## OBJECTIVE
The listing must be reproduced in full, exactly as it stands.

## A run of records
============================================================
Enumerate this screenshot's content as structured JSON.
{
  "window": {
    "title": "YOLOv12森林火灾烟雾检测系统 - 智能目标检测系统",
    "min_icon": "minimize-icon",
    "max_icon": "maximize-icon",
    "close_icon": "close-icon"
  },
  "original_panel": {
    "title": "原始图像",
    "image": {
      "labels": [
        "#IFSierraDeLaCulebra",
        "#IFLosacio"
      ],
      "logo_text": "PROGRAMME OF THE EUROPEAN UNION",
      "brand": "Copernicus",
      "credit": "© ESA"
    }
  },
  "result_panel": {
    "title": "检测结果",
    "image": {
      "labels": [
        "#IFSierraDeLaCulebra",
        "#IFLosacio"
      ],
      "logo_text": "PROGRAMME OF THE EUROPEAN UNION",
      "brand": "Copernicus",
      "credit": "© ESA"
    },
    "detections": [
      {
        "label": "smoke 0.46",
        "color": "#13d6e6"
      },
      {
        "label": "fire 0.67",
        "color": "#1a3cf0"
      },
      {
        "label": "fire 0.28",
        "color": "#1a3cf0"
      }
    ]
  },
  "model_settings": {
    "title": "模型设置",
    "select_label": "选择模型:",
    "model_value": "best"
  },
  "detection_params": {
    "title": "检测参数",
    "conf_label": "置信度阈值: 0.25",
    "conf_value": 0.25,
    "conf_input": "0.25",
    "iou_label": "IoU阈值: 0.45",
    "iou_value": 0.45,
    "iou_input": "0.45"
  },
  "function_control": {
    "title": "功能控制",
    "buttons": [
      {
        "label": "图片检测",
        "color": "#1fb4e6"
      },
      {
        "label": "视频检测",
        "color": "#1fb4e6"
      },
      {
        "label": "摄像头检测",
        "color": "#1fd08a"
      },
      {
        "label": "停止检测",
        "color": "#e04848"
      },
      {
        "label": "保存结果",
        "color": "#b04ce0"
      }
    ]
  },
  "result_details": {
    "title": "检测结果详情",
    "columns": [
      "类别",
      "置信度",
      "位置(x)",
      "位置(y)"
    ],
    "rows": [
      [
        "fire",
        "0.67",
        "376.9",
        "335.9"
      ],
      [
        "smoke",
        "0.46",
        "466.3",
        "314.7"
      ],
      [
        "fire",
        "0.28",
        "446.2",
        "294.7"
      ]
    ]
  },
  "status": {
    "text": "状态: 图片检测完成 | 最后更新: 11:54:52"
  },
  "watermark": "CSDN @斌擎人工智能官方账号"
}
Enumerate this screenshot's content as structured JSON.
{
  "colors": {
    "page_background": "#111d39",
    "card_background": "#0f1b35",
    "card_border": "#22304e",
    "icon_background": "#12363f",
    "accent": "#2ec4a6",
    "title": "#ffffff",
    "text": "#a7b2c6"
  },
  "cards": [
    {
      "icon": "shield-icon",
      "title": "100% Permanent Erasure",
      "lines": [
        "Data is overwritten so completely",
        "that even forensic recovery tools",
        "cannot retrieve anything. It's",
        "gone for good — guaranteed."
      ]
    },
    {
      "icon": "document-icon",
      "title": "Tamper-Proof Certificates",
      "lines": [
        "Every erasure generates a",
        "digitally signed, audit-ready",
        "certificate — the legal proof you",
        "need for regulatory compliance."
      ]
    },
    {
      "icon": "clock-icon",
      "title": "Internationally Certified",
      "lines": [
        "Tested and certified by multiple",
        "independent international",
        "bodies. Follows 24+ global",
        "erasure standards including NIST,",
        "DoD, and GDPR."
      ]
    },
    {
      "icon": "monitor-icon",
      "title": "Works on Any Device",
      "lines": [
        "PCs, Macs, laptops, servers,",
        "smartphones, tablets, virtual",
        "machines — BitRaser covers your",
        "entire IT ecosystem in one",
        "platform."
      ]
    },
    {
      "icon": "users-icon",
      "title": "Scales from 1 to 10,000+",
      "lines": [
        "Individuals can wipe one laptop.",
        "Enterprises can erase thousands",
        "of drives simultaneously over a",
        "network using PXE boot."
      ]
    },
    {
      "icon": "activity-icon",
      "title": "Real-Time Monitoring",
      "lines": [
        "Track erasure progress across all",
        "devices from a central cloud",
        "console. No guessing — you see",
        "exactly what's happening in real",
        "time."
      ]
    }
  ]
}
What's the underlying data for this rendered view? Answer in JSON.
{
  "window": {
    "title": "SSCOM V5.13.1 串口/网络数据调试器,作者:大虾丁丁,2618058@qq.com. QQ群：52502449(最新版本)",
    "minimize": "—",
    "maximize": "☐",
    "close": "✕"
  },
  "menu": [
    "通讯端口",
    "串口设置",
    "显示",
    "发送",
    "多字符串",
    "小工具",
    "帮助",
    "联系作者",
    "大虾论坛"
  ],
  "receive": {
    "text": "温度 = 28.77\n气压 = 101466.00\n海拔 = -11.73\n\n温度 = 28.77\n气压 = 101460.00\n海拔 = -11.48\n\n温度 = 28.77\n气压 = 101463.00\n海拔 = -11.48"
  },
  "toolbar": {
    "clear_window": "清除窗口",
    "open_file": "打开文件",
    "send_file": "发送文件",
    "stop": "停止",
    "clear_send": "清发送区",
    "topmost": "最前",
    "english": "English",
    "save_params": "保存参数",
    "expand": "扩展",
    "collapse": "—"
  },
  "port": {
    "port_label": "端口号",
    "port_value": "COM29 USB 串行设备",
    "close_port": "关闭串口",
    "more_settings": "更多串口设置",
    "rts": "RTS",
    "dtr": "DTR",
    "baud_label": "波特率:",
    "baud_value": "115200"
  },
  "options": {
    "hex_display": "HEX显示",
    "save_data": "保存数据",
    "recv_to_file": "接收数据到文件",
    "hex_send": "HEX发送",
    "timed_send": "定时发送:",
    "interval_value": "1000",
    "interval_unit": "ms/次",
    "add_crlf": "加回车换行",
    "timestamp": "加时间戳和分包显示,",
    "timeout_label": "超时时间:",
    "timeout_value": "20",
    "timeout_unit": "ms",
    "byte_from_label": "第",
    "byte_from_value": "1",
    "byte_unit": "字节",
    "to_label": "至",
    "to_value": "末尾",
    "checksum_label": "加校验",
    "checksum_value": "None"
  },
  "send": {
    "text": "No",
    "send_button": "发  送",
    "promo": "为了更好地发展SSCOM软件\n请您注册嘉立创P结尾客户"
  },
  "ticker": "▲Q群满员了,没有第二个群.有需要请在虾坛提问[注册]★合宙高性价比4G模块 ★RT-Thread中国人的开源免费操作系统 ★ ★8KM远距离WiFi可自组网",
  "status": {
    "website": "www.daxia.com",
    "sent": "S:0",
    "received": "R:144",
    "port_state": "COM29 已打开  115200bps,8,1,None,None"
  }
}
============================================================
## EXERCISE OUTPUT
Enumerate this screenshot's content as structured JSON.
{
  "window": {
    "title": "YOLOv12森林火灾烟雾检测系统 - 智能目标检测系统",
    "min_icon": "minimize-icon",
    "max_icon": "maximize-icon",
    "close_icon": "close-icon"
  },
  "original_panel": {
    "title": "原始图像",
    "image": {
      "labels": [
        "#IFSierraDeLaCulebra",
        "#IFLosacio"
      ],
      "logo_text": "PROGRAMME OF THE EUROPEAN UNION",
      "brand": "Copernicus",
      "credit": "© ESA"
    }
  },
  "result_panel": {
    "title": "检测结果",
    "image": {
      "labels": [
        "#IFSierraDeLaCulebra",
        "#IFLosacio"
      ],
      "logo_text": "PROGRAMME OF THE EUROPEAN UNION",
      "brand": "Copernicus",
      "credit": "© ESA"
    },
    "detections": [
      {
        "label": "smoke 0.46",
        "color": "#13d6e6"
      },
      {
        "label": "fire 0.67",
        "color": "#1a3cf0"
      },
      {
        "label": "fire 0.28",
        "color": "#1a3cf0"
      }
    ]
  },
  "model_settings": {
    "title": "模型设置",
    "select_label": "选择模型:",
    "model_value": "best"
  },
  "detection_params": {
    "title": "检测参数",
    "conf_label": "置信度阈值: 0.25",
    "conf_value": 0.25,
    "conf_input": "0.25",
    "iou_label": "IoU阈值: 0.45",
    "iou_value": 0.45,
    "iou_input": "0.45"
  },
  "function_control": {
    "title": "功能控制",
    "buttons": [
      {
        "label": "图片检测",
        "color": "#1fb4e6"
      },
      {
        "label": "视频检测",
        "color": "#1fb4e6"
      },
      {
        "label": "摄像头检测",
        "color": "#1fd08a"
      },
      {
        "label": "停止检测",
        "color": "#e04848"
      },
      {
        "label": "保存结果",
        "color": "#b04ce0"
      }
    ]
  },
  "result_details": {
    "title": "检测结果详情",
    "columns": [
      "类别",
      "置信度",
      "位置(x)",
      "位置(y)"
    ],
    "rows": [
      [
        "fire",
        "0.67",
        "376.9",
        "335.9"
      ],
      [
        "smoke",
        "0.46",
        "466.3",
        "314.7"
      ],
      [
        "fire",
        "0.28",
        "446.2",
        "294.7"
      ]
    ]
  },
  "status": {
    "text": "状态: 图片检测完成 | 最后更新: 11:54:52"
  },
  "watermark": "CSDN @斌擎人工智能官方账号"
}
Enumerate this screenshot's content as structured JSON.
{
  "colors": {
    "page_background": "#111d39",
    "card_background": "#0f1b35",
    "card_border": "#22304e",
    "icon_background": "#12363f",
    "accent": "#2ec4a6",
    "title": "#ffffff",
    "text": "#a7b2c6"
  },
  "cards": [
    {
      "icon": "shield-icon",
      "title": "100% Permanent Erasure",
      "lines": [
        "Data is overwritten so completely",
        "that even forensic recovery tools",
        "cannot retrieve anything. It's",
        "gone for good — guaranteed."
      ]
    },
    {
      "icon": "document-icon",
      "title": "Tamper-Proof Certificates",
      "lines": [
        "Every erasure generates a",
        "digitally signed, audit-ready",
        "certificate — the legal proof you",
        "need for regulatory compliance."
      ]
    },
    {
      "icon": "clock-icon",
      "title": "Internationally Certified",
      "lines": [
        "Tested and certified by multiple",
        "independent international",
        "bodies. Follows 24+ global",
        "erasure standards including NIST,",
        "DoD, and GDPR."
      ]
    },
    {
      "icon": "monitor-icon",
      "title": "Works on Any Device",
      "lines": [
        "PCs, Macs, laptops, servers,",
        "smartphones, tablets, virtual",
        "machines — BitRaser covers your",
        "entire IT ecosystem in one",
        "platform."
      ]
    },
    {
      "icon": "users-icon",
      "title": "Scales from 1 to 10,000+",
      "lines": [
        "Individuals can wipe one laptop.",
        "Enterprises can erase thousands",
        "of drives simultaneously over a",
        "network using PXE boot."
      ]
    },
    {
      "icon": "activity-icon",
      "title": "Real-Time Monitoring",
      "lines": [
        "Track erasure progress across all",
        "devices from a central cloud",
        "console. No guessing — you see",
        "exactly what's happening in real",
        "time."
      ]
    }
  ]
}
What's the underlying data for this rendered view? Answer in JSON.
{
  "window": {
    "title": "SSCOM V5.13.1 串口/网络数据调试器,作者:大虾丁丁,2618058@qq.com. QQ群：52502449(最新版本)",
    "minimize": "—",
    "maximize": "☐",
    "close": "✕"
  },
  "menu": [
    "通讯端口",
    "串口设置",
    "显示",
    "发送",
    "多字符串",
    "小工具",
    "帮助",
    "联系作者",
    "大虾论坛"
  ],
  "receive": {
    "text": "温度 = 28.77\n气压 = 101466.00\n海拔 = -11.73\n\n温度 = 28.77\n气压 = 101460.00\n海拔 = -11.48\n\n温度 = 28.77\n气压 = 101463.00\n海拔 = -11.48"
  },
  "toolbar": {
    "clear_window": "清除窗口",
    "open_file": "打开文件",
    "send_file": "发送文件",
    "stop": "停止",
    "clear_send": "清发送区",
    "topmost": "最前",
    "english": "English",
    "save_params": "保存参数",
    "expand": "扩展",
    "collapse": "—"
  },
  "port": {
    "port_label": "端口号",
    "port_value": "COM29 USB 串行设备",
    "close_port": "关闭串口",
    "more_settings": "更多串口设置",
    "rts": "RTS",
    "dtr": "DTR",
    "baud_label": "波特率:",
    "baud_value": "115200"
  },
  "options": {
    "hex_display": "HEX显示",
    "save_data": "保存数据",
    "recv_to_file": "接收数据到文件",
    "hex_send": "HEX发送",
    "timed_send": "定时发送:",
    "interval_value": "1000",
    "interval_unit": "ms/次",
    "add_crlf": "加回车换行",
    "timestamp": "加时间戳和分包显示,",
    "timeout_label": "超时时间:",
    "timeout_value": "20",
    "timeout_unit": "ms",
    "byte_from_label": "第",
    "byte_from_value": "1",
    "byte_unit": "字节",
    "to_label": "至",
    "to_value": "末尾",
    "checksum_label": "加校验",
    "checksum_value": "None"
  },
  "send": {
    "text": "No",
    "send_button": "发  送",
    "promo": "为了更好地发展SSCOM软件\n请您注册嘉立创P结尾客户"
  },
  "ticker": "▲Q群满员了,没有第二个群.有需要请在虾坛提问[注册]★合宙高性价比4G模块 ★RT-Thread中国人的开源免费操作系统 ★ ★8KM远距离WiFi可自组网",
  "status": {
    "website": "www.daxia.com",
    "sent": "S:0",
    "received": "R:144",
    "port_state": "COM29 已打开  115200bps,8,1,None,None"
  }
}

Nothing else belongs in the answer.